Problem description ::
Output the data below in full, byte for byte. Nothing may differ.

Records provided ::
"""

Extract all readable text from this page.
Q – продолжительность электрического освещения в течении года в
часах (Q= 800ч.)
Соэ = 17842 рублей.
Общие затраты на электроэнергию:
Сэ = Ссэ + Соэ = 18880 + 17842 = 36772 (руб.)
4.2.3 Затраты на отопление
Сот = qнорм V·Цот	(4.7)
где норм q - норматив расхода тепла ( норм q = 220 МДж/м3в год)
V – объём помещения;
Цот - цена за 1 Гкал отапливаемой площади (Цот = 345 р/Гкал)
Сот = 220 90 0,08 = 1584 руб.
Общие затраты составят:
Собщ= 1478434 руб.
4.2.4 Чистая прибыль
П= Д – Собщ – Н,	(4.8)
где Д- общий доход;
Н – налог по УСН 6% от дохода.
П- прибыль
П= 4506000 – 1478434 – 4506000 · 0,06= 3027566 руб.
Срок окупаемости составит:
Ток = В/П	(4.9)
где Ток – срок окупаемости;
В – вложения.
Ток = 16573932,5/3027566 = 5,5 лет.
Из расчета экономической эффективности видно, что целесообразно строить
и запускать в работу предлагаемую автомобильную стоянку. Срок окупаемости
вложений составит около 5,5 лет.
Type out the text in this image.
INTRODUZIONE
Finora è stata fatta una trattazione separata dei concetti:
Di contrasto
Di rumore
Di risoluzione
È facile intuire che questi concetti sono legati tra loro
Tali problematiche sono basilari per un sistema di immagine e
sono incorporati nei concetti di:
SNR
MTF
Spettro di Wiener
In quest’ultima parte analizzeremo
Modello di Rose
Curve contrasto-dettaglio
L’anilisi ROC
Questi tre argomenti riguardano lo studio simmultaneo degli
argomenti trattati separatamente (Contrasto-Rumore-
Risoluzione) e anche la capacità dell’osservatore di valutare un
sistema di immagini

"""

In response ::
Extract all readable text from this page.
Q – продолжительность электрического освещения в течении года в
часах (Q= 800ч.)
Соэ = 17842 рублей.
Общие затраты на электроэнергию:
Сэ = Ссэ + Соэ = 18880 + 17842 = 36772 (руб.)
4.2.3 Затраты на отопление
Сот = qнорм V·Цот	(4.7)
где норм q - норматив расхода тепла ( норм q = 220 МДж/м3в год)
V – объём помещения;
Цот - цена за 1 Гкал отапливаемой площади (Цот = 345 р/Гкал)
Сот = 220 90 0,08 = 1584 руб.
Общие затраты составят:
Собщ= 1478434 руб.
4.2.4 Чистая прибыль
П= Д – Собщ – Н,	(4.8)
где Д- общий доход;
Н – налог по УСН 6% от дохода.
П- прибыль
П= 4506000 – 1478434 – 4506000 · 0,06= 3027566 руб.
Срок окупаемости составит:
Ток = В/П	(4.9)
где Ток – срок окупаемости;
В – вложения.
Ток = 16573932,5/3027566 = 5,5 лет.
Из расчета экономической эффективности видно, что целесообразно строить
и запускать в работу предлагаемую автомобильную стоянку. Срок окупаемости
вложений составит около 5,5 лет.
Type out the text in this image.
INTRODUZIONE
Finora è stata fatta una trattazione separata dei concetti:
Di contrasto
Di rumore
Di risoluzione
È facile intuire che questi concetti sono legati tra loro
Tali problematiche sono basilari per un sistema di immagine e
sono incorporati nei concetti di:
SNR
MTF
Spettro di Wiener
In quest’ultima parte analizzeremo
Modello di Rose
Curve contrasto-dettaglio
L’anilisi ROC
Questi tre argomenti riguardano lo studio simmultaneo degli
argomenti trattati separatamente (Contrasto-Rumore-
Risoluzione) e anche la capacità dell’osservatore di valutare un
sistema di immagini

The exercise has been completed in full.